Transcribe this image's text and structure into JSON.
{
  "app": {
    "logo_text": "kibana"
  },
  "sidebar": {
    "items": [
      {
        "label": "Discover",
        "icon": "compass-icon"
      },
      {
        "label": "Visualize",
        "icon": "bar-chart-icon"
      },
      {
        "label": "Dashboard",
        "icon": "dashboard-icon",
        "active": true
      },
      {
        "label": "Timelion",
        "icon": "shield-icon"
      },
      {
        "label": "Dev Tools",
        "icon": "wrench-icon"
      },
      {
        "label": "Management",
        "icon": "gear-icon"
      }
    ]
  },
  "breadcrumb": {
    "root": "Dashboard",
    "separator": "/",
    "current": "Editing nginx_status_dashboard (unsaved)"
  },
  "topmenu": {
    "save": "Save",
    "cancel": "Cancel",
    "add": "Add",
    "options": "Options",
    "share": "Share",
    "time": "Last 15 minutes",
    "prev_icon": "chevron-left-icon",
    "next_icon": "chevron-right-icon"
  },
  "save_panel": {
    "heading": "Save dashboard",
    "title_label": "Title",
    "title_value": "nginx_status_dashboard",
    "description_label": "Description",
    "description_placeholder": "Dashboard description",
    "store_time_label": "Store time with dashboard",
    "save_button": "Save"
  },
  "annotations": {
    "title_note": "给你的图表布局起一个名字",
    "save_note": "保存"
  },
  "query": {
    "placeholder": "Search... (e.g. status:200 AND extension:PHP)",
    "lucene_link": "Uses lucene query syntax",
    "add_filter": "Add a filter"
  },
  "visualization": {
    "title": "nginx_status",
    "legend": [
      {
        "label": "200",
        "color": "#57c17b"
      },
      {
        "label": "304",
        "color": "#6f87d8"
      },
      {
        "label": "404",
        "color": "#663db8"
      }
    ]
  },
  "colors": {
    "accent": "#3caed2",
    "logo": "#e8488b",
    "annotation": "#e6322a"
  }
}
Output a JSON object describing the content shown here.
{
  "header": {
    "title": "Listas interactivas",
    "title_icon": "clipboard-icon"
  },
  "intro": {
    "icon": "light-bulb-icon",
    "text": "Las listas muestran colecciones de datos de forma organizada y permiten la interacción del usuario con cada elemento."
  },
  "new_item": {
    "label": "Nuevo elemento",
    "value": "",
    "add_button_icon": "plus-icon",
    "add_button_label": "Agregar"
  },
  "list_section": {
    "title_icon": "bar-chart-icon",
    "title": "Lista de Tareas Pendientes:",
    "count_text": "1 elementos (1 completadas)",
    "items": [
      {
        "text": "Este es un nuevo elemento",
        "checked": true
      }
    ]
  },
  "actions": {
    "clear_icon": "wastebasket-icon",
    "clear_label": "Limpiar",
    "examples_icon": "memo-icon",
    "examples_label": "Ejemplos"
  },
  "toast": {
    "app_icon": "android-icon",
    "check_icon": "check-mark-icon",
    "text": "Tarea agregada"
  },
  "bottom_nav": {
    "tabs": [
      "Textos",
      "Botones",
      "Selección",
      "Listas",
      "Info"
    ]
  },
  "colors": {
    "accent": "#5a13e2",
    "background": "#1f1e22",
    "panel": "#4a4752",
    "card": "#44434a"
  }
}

- EXERCISE DESCRIPTION:
Your task is to return the full listing exactly as it was given.

- CORRECT ANSWER:
Transcribe this image's text and structure into JSON.
{
  "app": {
    "logo_text": "kibana"
  },
  "sidebar": {
    "items": [
      {
        "label": "Discover",
        "icon": "compass-icon"
      },
      {
        "label": "Visualize",
        "icon": "bar-chart-icon"
      },
      {
        "label": "Dashboard",
        "icon": "dashboard-icon",
        "active": true
      },
      {
        "label": "Timelion",
        "icon": "shield-icon"
      },
      {
        "label": "Dev Tools",
        "icon": "wrench-icon"
      },
      {
        "label": "Management",
        "icon": "gear-icon"
      }
    ]
  },
  "breadcrumb": {
    "root": "Dashboard",
    "separator": "/",
    "current": "Editing nginx_status_dashboard (unsaved)"
  },
  "topmenu": {
    "save": "Save",
    "cancel": "Cancel",
    "add": "Add",
    "options": "Options",
    "share": "Share",
    "time": "Last 15 minutes",
    "prev_icon": "chevron-left-icon",
    "next_icon": "chevron-right-icon"
  },
  "save_panel": {
    "heading": "Save dashboard",
    "title_label": "Title",
    "title_value": "nginx_status_dashboard",
    "description_label": "Description",
    "description_placeholder": "Dashboard description",
    "store_time_label": "Store time with dashboard",
    "save_button": "Save"
  },
  "annotations": {
    "title_note": "给你的图表布局起一个名字",
    "save_note": "保存"
  },
  "query": {
    "placeholder": "Search... (e.g. status:200 AND extension:PHP)",
    "lucene_link": "Uses lucene query syntax",
    "add_filter": "Add a filter"
  },
  "visualization": {
    "title": "nginx_status",
    "legend": [
      {
        "label": "200",
        "color": "#57c17b"
      },
      {
        "label": "304",
        "color": "#6f87d8"
      },
      {
        "label": "404",
        "color": "#663db8"
      }
    ]
  },
  "colors": {
    "accent": "#3caed2",
    "logo": "#e8488b",
    "annotation": "#e6322a"
  }
}
Output a JSON object describing the content shown here.
{
  "header": {
    "title": "Listas interactivas",
    "title_icon": "clipboard-icon"
  },
  "intro": {
    "icon": "light-bulb-icon",
    "text": "Las listas muestran colecciones de datos de forma organizada y permiten la interacción del usuario con cada elemento."
  },
  "new_item": {
    "label": "Nuevo elemento",
    "value": "",
    "add_button_icon": "plus-icon",
    "add_button_label": "Agregar"
  },
  "list_section": {
    "title_icon": "bar-chart-icon",
    "title": "Lista de Tareas Pendientes:",
    "count_text": "1 elementos (1 completadas)",
    "items": [
      {
        "text": "Este es un nuevo elemento",
        "checked": true
      }
    ]
  },
  "actions": {
    "clear_icon": "wastebasket-icon",
    "clear_label": "Limpiar",
    "examples_icon": "memo-icon",
    "examples_label": "Ejemplos"
  },
  "toast": {
    "app_icon": "android-icon",
    "check_icon": "check-mark-icon",
    "text": "Tarea agregada"
  },
  "bottom_nav": {
    "tabs": [
      "Textos",
      "Botones",
      "Selección",
      "Listas",
      "Info"
    ]
  },
  "colors": {
    "accent": "#5a13e2",
    "background": "#1f1e22",
    "panel": "#4a4752",
    "card": "#44434a"
  }
}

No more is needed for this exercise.